▸ **WORK REQUEST A**: In the CoreWeave article, reproduce the passage between "CoreWeave’s initial public" and "first-quarter (Q1) earnings.", inclusive, substituting "Bank of America" for every occurrence of "BofA".
▸ **WORK REQUEST B**: Render the following sentence from the CoreWeave article in Spanish: "Shares of AI infrastructure provider CoreWeave Inc. (CRWV) surged 5% on Monday, defying a Bank of America downgrade on valuation concerns."

▸ **EXCERPT**:
⁂

BofA analyst Brad Sills downgraded CoreWeave to ‘Neutral’ from ‘Buy’ but raised the price target to $185 from $76.
Shares of AI infrastructure provider CoreWeave Inc. (CRWV) surged 5% on Monday, defying a Bank of America downgrade on valuation concerns.
CoreWeave’s initial public offering (IPO) was the largest technology IPO since 2021. The stock has nearly quadrupled since its listing in March this year from the IPO price of $40.
BofA analyst Brad Sills downgraded CoreWeave to ‘Neutral’ from ‘Buy’ but raised the price target to $185 from $76. The new price target still implies an 18% upside from the stock’s current price of approximately $156.
According to TheFly, BofA noted that the stock has run up 145% following the company’s first-quarter (Q1) earnings.
“We acknowledge there are positive developments including: (1) a new hyperscaler customer; (2) expansion on OpenAI agreement; and (3) debt raise at lower cost of capital,” Sills wrote in a note to clients, according to a CNBC report.

⁂

[Dataset excerpts]
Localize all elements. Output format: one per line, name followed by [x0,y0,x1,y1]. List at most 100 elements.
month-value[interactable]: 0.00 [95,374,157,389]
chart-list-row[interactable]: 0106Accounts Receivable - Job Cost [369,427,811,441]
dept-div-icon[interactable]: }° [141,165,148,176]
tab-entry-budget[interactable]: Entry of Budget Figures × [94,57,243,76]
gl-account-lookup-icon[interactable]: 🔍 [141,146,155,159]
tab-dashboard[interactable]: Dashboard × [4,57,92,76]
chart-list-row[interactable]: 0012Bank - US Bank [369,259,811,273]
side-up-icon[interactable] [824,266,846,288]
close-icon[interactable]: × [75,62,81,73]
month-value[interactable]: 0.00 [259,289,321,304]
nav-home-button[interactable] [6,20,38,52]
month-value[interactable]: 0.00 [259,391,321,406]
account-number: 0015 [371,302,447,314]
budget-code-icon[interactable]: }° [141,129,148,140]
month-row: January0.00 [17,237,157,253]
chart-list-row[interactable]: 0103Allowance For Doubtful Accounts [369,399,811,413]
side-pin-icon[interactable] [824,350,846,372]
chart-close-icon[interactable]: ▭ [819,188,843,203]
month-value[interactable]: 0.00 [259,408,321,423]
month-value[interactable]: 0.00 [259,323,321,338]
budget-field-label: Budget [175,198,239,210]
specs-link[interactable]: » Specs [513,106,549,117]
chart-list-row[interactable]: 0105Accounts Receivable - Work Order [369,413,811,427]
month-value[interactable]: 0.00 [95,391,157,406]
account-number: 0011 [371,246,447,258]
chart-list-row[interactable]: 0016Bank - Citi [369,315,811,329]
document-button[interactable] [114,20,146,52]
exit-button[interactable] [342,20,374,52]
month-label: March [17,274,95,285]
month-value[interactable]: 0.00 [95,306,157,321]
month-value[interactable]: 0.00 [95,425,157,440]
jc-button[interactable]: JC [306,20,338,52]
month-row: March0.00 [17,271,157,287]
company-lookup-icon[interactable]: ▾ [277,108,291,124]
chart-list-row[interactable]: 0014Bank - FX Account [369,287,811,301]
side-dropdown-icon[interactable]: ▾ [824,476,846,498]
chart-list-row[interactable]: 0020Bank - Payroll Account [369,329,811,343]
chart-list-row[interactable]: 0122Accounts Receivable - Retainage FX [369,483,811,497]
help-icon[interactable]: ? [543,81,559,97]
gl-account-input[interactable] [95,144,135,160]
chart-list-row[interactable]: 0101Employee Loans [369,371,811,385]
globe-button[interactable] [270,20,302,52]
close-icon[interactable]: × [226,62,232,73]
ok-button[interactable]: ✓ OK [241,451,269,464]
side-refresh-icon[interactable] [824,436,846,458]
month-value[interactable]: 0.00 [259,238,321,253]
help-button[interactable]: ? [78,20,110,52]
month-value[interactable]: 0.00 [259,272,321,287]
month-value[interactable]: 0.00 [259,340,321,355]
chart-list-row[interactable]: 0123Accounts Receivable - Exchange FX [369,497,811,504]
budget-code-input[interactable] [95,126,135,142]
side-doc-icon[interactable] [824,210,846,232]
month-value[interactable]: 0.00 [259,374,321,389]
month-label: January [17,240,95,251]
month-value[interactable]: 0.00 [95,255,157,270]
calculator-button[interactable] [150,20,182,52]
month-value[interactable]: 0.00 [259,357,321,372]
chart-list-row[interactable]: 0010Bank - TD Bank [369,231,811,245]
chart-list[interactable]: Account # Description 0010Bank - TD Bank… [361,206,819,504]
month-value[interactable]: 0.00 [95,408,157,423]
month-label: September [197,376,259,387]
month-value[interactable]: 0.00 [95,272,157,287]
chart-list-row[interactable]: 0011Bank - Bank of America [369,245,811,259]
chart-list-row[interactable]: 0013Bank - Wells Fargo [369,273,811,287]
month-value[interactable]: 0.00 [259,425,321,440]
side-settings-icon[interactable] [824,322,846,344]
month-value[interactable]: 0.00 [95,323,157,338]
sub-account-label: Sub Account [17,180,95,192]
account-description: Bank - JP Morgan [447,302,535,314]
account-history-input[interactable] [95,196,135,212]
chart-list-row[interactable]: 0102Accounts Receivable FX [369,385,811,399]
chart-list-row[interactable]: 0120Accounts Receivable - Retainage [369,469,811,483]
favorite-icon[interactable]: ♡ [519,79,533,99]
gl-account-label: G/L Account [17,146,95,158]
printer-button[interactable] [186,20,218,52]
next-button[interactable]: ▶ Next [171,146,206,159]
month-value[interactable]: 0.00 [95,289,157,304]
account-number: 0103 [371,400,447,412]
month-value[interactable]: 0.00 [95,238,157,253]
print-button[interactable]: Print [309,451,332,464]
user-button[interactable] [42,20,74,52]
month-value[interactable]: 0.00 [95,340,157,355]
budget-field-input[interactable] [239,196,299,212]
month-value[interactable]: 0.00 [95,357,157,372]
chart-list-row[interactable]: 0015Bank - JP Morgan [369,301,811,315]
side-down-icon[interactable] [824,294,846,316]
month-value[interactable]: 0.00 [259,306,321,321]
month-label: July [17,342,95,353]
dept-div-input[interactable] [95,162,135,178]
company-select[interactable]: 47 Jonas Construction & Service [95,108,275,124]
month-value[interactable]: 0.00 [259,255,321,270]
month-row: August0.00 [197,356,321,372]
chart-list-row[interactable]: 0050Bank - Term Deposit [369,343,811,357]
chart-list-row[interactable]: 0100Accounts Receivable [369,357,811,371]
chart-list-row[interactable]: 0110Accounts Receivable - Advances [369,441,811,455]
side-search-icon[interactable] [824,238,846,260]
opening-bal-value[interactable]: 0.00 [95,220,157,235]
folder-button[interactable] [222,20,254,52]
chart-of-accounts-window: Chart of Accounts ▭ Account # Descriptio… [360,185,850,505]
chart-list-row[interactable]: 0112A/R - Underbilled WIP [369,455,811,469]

⁂

▸ **OUTPUT A**:
CoreWeave’s initial public offering (IPO) was the largest technology IPO since 2021. The stock has nearly quadrupled since its listing in March this year from the IPO price of $40.
Bank of America analyst Brad Sills downgraded CoreWeave to ‘Neutral’ from ‘Buy’ but raised the price target to $185 from $76. The new price target still implies an 18% upside from the stock’s current price of approximately $156.
According to TheFly, Bank of America noted that the stock has run up 145% following the company’s first-quarter (Q1) earnings.

▸ **OUTPUT B**: Las acciones de CoreWeave Inc. (CRWV), proveedor de infraestructura de IA, subieron un 5 % el lunes, desafiando una rebaja de calificación de Bank of America motivada por preocupaciones sobre la valoración.